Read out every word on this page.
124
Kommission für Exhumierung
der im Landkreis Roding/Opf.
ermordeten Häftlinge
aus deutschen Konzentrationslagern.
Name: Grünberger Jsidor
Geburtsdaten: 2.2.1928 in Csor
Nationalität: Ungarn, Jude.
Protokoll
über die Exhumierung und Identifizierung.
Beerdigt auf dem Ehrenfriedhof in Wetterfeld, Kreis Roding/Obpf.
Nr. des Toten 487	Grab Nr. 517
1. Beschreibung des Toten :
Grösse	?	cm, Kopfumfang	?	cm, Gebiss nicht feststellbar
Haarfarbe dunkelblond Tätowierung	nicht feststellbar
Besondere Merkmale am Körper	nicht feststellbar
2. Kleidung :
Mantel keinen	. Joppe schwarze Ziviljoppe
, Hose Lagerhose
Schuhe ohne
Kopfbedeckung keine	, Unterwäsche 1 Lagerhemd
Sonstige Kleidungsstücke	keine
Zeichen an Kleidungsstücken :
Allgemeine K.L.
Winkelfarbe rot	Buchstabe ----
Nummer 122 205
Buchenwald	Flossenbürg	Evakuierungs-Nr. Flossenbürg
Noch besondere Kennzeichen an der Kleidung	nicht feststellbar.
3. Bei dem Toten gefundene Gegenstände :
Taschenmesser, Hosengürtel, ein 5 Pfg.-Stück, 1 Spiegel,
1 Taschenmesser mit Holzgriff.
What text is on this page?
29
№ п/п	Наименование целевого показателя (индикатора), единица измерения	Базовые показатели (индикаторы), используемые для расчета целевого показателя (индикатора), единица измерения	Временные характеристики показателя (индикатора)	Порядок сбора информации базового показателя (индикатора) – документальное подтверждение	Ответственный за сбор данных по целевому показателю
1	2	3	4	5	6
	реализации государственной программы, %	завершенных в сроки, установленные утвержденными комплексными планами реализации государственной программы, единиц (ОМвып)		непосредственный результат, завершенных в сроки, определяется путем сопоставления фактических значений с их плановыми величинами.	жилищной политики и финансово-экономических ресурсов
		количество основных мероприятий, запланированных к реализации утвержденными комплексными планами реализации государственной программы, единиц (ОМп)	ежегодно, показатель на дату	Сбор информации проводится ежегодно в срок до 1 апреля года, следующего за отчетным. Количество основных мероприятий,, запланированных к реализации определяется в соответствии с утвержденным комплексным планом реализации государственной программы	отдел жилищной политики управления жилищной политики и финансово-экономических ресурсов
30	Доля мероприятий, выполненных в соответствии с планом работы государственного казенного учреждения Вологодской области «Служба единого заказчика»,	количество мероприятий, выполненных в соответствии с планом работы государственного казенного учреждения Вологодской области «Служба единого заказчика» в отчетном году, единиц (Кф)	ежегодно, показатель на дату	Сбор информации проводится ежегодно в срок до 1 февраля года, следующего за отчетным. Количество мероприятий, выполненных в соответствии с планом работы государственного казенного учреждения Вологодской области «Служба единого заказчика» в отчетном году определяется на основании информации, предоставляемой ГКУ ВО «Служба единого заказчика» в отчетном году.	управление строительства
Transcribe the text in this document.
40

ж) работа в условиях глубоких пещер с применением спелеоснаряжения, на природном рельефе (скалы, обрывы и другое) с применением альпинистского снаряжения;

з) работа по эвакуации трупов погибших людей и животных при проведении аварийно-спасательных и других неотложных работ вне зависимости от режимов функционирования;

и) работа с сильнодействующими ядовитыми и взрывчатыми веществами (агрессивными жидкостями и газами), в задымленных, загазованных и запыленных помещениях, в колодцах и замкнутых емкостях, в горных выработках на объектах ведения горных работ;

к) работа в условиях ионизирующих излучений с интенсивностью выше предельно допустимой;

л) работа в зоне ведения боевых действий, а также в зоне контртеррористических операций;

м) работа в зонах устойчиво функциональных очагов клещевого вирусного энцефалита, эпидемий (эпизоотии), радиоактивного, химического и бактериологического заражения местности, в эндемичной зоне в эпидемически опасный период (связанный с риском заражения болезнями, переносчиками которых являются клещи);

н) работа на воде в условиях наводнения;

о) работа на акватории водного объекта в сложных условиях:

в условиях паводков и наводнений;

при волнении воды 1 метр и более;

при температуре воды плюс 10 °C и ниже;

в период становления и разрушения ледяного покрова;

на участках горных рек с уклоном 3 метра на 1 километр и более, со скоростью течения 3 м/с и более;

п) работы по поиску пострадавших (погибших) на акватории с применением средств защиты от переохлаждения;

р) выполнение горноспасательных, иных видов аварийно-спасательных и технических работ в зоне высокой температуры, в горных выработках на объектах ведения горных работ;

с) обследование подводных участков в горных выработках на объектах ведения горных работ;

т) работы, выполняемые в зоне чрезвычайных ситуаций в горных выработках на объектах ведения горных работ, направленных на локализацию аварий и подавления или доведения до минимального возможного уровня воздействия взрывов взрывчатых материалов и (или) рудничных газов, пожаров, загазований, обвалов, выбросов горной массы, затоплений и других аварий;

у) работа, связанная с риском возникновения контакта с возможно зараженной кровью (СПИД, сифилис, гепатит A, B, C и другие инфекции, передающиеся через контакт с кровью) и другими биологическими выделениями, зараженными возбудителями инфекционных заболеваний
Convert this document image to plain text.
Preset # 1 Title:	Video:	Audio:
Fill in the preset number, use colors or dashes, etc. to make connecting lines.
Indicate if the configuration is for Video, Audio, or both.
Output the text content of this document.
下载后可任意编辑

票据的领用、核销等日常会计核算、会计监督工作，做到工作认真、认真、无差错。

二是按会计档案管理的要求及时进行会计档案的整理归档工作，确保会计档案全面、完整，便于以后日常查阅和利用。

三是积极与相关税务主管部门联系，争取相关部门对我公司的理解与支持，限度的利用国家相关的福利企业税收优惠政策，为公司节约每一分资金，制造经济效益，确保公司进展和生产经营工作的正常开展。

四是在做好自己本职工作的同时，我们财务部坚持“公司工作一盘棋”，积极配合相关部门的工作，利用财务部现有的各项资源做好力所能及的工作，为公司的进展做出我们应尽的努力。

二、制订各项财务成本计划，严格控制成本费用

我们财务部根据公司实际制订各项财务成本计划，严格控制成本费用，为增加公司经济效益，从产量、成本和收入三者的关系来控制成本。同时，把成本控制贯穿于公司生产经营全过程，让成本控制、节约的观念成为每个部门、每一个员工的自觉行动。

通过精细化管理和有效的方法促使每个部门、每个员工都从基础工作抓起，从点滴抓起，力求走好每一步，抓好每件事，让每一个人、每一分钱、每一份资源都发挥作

▬▬▬▬▬▬▬▬▬▬

▶ [WHAT THE TASK REQUIRES] Everything from the line that contains "Output the text content of this document." through the end of the records must be duplicated exactly, and nothing outside that range.

▶ [ANSWER TO THE PROBLEM]
Output the text content of this document.
下载后可任意编辑

票据的领用、核销等日常会计核算、会计监督工作，做到工作认真、认真、无差错。

二是按会计档案管理的要求及时进行会计档案的整理归档工作，确保会计档案全面、完整，便于以后日常查阅和利用。

三是积极与相关税务主管部门联系，争取相关部门对我公司的理解与支持，限度的利用国家相关的福利企业税收优惠政策，为公司节约每一分资金，制造经济效益，确保公司进展和生产经营工作的正常开展。

四是在做好自己本职工作的同时，我们财务部坚持“公司工作一盘棋”，积极配合相关部门的工作，利用财务部现有的各项资源做好力所能及的工作，为公司的进展做出我们应尽的努力。

二、制订各项财务成本计划，严格控制成本费用

我们财务部根据公司实际制订各项财务成本计划，严格控制成本费用，为增加公司经济效益，从产量、成本和收入三者的关系来控制成本。同时，把成本控制贯穿于公司生产经营全过程，让成本控制、节约的观念成为每个部门、每一个员工的自觉行动。

通过精细化管理和有效的方法促使每个部门、每个员工都从基础工作抓起，从点滴抓起，力求走好每一步，抓好每件事，让每一个人、每一分钱、每一份资源都发挥作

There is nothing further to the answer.